▶ [PROBLEM]:
Print out each entry below exactly, please.

Records contained in a dataset:
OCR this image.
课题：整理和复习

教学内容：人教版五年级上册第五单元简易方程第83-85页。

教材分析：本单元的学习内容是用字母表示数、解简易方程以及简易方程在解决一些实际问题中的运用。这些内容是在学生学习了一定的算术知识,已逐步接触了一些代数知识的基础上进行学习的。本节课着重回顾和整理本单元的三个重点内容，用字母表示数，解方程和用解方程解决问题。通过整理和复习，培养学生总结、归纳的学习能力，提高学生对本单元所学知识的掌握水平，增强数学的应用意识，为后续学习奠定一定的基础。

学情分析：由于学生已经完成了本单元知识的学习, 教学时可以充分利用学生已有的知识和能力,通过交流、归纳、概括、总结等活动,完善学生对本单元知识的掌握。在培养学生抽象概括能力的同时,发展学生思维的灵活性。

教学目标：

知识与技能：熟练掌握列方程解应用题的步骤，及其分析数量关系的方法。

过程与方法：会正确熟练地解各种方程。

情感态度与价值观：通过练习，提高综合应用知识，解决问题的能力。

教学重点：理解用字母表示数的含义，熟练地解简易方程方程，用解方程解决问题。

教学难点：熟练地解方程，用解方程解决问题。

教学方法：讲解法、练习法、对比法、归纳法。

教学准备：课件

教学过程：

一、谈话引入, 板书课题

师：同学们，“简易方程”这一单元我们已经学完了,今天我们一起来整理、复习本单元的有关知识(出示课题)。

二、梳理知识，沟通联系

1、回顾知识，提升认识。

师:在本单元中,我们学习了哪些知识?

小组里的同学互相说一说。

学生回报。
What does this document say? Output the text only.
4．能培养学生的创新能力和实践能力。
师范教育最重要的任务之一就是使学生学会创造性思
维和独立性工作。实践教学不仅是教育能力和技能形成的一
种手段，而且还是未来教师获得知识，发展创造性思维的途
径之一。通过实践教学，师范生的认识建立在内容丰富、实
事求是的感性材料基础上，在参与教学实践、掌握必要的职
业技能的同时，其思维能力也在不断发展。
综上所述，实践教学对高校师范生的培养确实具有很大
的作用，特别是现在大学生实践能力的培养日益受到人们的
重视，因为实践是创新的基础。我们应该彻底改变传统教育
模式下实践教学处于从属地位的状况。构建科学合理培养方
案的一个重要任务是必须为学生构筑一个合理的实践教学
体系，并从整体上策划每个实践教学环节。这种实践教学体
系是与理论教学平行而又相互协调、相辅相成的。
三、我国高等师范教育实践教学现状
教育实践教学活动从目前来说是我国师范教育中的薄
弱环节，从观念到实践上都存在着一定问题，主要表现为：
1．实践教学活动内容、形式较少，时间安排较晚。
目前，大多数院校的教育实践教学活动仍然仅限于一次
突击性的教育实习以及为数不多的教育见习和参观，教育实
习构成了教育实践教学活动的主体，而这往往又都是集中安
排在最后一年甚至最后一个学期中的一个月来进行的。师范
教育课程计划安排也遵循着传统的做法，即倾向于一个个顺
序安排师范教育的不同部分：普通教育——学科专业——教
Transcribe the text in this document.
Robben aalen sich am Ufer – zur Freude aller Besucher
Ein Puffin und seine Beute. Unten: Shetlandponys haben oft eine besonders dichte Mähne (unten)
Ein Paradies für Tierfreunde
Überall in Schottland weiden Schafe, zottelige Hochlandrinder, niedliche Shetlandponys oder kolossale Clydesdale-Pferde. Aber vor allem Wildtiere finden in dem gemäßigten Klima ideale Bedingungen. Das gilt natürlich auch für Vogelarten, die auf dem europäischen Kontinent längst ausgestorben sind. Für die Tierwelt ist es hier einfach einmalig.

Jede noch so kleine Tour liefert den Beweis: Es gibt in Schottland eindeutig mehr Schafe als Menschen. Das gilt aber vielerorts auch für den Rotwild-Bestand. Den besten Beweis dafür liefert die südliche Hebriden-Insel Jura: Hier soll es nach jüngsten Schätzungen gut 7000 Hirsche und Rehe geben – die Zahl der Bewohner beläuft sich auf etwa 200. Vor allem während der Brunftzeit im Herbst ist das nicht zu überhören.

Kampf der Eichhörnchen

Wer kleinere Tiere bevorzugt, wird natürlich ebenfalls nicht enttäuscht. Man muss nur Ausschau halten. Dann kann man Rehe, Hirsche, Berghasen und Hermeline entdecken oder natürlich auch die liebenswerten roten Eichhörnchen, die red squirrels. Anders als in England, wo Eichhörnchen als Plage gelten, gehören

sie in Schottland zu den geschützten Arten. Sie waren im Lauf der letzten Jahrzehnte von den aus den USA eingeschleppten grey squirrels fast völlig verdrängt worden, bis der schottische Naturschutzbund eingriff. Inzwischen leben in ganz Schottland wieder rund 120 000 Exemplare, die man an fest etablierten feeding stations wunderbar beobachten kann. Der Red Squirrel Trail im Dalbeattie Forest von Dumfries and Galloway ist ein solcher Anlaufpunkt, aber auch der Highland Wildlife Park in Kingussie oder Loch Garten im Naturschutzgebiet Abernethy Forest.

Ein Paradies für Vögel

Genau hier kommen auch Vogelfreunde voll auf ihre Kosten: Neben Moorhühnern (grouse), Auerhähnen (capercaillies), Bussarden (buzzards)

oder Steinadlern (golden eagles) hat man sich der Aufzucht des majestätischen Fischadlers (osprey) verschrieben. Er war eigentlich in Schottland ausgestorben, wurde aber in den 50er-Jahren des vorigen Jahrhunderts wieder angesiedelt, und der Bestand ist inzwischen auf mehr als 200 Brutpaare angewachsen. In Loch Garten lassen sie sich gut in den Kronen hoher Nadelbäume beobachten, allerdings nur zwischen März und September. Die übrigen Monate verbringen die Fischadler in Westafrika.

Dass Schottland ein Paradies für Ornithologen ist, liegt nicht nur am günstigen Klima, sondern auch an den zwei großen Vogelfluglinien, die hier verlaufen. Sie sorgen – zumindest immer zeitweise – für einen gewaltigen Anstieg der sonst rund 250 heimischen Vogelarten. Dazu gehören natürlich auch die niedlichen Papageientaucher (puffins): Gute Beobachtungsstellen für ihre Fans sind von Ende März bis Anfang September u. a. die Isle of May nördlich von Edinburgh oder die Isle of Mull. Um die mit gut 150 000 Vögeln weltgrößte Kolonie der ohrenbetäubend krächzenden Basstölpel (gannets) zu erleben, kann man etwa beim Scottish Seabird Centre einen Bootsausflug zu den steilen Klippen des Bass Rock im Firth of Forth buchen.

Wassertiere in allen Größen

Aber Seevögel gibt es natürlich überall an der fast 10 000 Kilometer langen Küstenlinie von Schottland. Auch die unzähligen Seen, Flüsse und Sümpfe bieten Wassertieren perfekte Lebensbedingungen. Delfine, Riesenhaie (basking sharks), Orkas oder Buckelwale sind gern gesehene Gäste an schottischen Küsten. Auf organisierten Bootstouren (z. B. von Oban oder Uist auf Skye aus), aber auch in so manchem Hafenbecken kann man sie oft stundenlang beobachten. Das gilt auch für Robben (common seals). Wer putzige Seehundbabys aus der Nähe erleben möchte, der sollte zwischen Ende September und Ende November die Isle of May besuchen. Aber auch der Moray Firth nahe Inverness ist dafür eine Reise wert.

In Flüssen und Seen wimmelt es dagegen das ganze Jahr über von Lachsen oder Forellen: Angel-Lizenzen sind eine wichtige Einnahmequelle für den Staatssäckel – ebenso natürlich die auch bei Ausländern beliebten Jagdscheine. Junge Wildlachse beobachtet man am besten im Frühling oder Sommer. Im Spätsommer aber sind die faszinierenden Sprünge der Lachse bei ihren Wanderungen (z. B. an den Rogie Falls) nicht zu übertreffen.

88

▶ [RESPONSE TO THE TASK]:
OCR this image.
课题：整理和复习

教学内容：人教版五年级上册第五单元简易方程第83-85页。

教材分析：本单元的学习内容是用字母表示数、解简易方程以及简易方程在解决一些实际问题中的运用。这些内容是在学生学习了一定的算术知识,已逐步接触了一些代数知识的基础上进行学习的。本节课着重回顾和整理本单元的三个重点内容，用字母表示数，解方程和用解方程解决问题。通过整理和复习，培养学生总结、归纳的学习能力，提高学生对本单元所学知识的掌握水平，增强数学的应用意识，为后续学习奠定一定的基础。

学情分析：由于学生已经完成了本单元知识的学习, 教学时可以充分利用学生已有的知识和能力,通过交流、归纳、概括、总结等活动,完善学生对本单元知识的掌握。在培养学生抽象概括能力的同时,发展学生思维的灵活性。

教学目标：

知识与技能：熟练掌握列方程解应用题的步骤，及其分析数量关系的方法。

过程与方法：会正确熟练地解各种方程。

情感态度与价值观：通过练习，提高综合应用知识，解决问题的能力。

教学重点：理解用字母表示数的含义，熟练地解简易方程方程，用解方程解决问题。

教学难点：熟练地解方程，用解方程解决问题。

教学方法：讲解法、练习法、对比法、归纳法。

教学准备：课件

教学过程：

一、谈话引入, 板书课题

师：同学们，“简易方程”这一单元我们已经学完了,今天我们一起来整理、复习本单元的有关知识(出示课题)。

二、梳理知识，沟通联系

1、回顾知识，提升认识。

师:在本单元中,我们学习了哪些知识?

小组里的同学互相说一说。

学生回报。
What does this document say? Output the text only.
4．能培养学生的创新能力和实践能力。
师范教育最重要的任务之一就是使学生学会创造性思
维和独立性工作。实践教学不仅是教育能力和技能形成的一
种手段，而且还是未来教师获得知识，发展创造性思维的途
径之一。通过实践教学，师范生的认识建立在内容丰富、实
事求是的感性材料基础上，在参与教学实践、掌握必要的职
业技能的同时，其思维能力也在不断发展。
综上所述，实践教学对高校师范生的培养确实具有很大
的作用，特别是现在大学生实践能力的培养日益受到人们的
重视，因为实践是创新的基础。我们应该彻底改变传统教育
模式下实践教学处于从属地位的状况。构建科学合理培养方
案的一个重要任务是必须为学生构筑一个合理的实践教学
体系，并从整体上策划每个实践教学环节。这种实践教学体
系是与理论教学平行而又相互协调、相辅相成的。
三、我国高等师范教育实践教学现状
教育实践教学活动从目前来说是我国师范教育中的薄
弱环节，从观念到实践上都存在着一定问题，主要表现为：
1．实践教学活动内容、形式较少，时间安排较晚。
目前，大多数院校的教育实践教学活动仍然仅限于一次
突击性的教育实习以及为数不多的教育见习和参观，教育实
习构成了教育实践教学活动的主体，而这往往又都是集中安
排在最后一年甚至最后一个学期中的一个月来进行的。师范
教育课程计划安排也遵循着传统的做法，即倾向于一个个顺
序安排师范教育的不同部分：普通教育——学科专业——教
Transcribe the text in this document.
Robben aalen sich am Ufer – zur Freude aller Besucher
Ein Puffin und seine Beute. Unten: Shetlandponys haben oft eine besonders dichte Mähne (unten)
Ein Paradies für Tierfreunde
Überall in Schottland weiden Schafe, zottelige Hochlandrinder, niedliche Shetlandponys oder kolossale Clydesdale-Pferde. Aber vor allem Wildtiere finden in dem gemäßigten Klima ideale Bedingungen. Das gilt natürlich auch für Vogelarten, die auf dem europäischen Kontinent längst ausgestorben sind. Für die Tierwelt ist es hier einfach einmalig.

Jede noch so kleine Tour liefert den Beweis: Es gibt in Schottland eindeutig mehr Schafe als Menschen. Das gilt aber vielerorts auch für den Rotwild-Bestand. Den besten Beweis dafür liefert die südliche Hebriden-Insel Jura: Hier soll es nach jüngsten Schätzungen gut 7000 Hirsche und Rehe geben – die Zahl der Bewohner beläuft sich auf etwa 200. Vor allem während der Brunftzeit im Herbst ist das nicht zu überhören.

Kampf der Eichhörnchen

Wer kleinere Tiere bevorzugt, wird natürlich ebenfalls nicht enttäuscht. Man muss nur Ausschau halten. Dann kann man Rehe, Hirsche, Berghasen und Hermeline entdecken oder natürlich auch die liebenswerten roten Eichhörnchen, die red squirrels. Anders als in England, wo Eichhörnchen als Plage gelten, gehören

sie in Schottland zu den geschützten Arten. Sie waren im Lauf der letzten Jahrzehnte von den aus den USA eingeschleppten grey squirrels fast völlig verdrängt worden, bis der schottische Naturschutzbund eingriff. Inzwischen leben in ganz Schottland wieder rund 120 000 Exemplare, die man an fest etablierten feeding stations wunderbar beobachten kann. Der Red Squirrel Trail im Dalbeattie Forest von Dumfries and Galloway ist ein solcher Anlaufpunkt, aber auch der Highland Wildlife Park in Kingussie oder Loch Garten im Naturschutzgebiet Abernethy Forest.

Ein Paradies für Vögel

Genau hier kommen auch Vogelfreunde voll auf ihre Kosten: Neben Moorhühnern (grouse), Auerhähnen (capercaillies), Bussarden (buzzards)

oder Steinadlern (golden eagles) hat man sich der Aufzucht des majestätischen Fischadlers (osprey) verschrieben. Er war eigentlich in Schottland ausgestorben, wurde aber in den 50er-Jahren des vorigen Jahrhunderts wieder angesiedelt, und der Bestand ist inzwischen auf mehr als 200 Brutpaare angewachsen. In Loch Garten lassen sie sich gut in den Kronen hoher Nadelbäume beobachten, allerdings nur zwischen März und September. Die übrigen Monate verbringen die Fischadler in Westafrika.

Dass Schottland ein Paradies für Ornithologen ist, liegt nicht nur am günstigen Klima, sondern auch an den zwei großen Vogelfluglinien, die hier verlaufen. Sie sorgen – zumindest immer zeitweise – für einen gewaltigen Anstieg der sonst rund 250 heimischen Vogelarten. Dazu gehören natürlich auch die niedlichen Papageientaucher (puffins): Gute Beobachtungsstellen für ihre Fans sind von Ende März bis Anfang September u. a. die Isle of May nördlich von Edinburgh oder die Isle of Mull. Um die mit gut 150 000 Vögeln weltgrößte Kolonie der ohrenbetäubend krächzenden Basstölpel (gannets) zu erleben, kann man etwa beim Scottish Seabird Centre einen Bootsausflug zu den steilen Klippen des Bass Rock im Firth of Forth buchen.

Wassertiere in allen Größen

Aber Seevögel gibt es natürlich überall an der fast 10 000 Kilometer langen Küstenlinie von Schottland. Auch die unzähligen Seen, Flüsse und Sümpfe bieten Wassertieren perfekte Lebensbedingungen. Delfine, Riesenhaie (basking sharks), Orkas oder Buckelwale sind gern gesehene Gäste an schottischen Küsten. Auf organisierten Bootstouren (z. B. von Oban oder Uist auf Skye aus), aber auch in so manchem Hafenbecken kann man sie oft stundenlang beobachten. Das gilt auch für Robben (common seals). Wer putzige Seehundbabys aus der Nähe erleben möchte, der sollte zwischen Ende September und Ende November die Isle of May besuchen. Aber auch der Moray Firth nahe Inverness ist dafür eine Reise wert.

In Flüssen und Seen wimmelt es dagegen das ganze Jahr über von Lachsen oder Forellen: Angel-Lizenzen sind eine wichtige Einnahmequelle für den Staatssäckel – ebenso natürlich die auch bei Ausländern beliebten Jagdscheine. Junge Wildlachse beobachtet man am besten im Frühling oder Sommer. Im Spätsommer aber sind die faszinierenden Sprünge der Lachse bei ihren Wanderungen (z. B. an den Rogie Falls) nicht zu übertreffen.

88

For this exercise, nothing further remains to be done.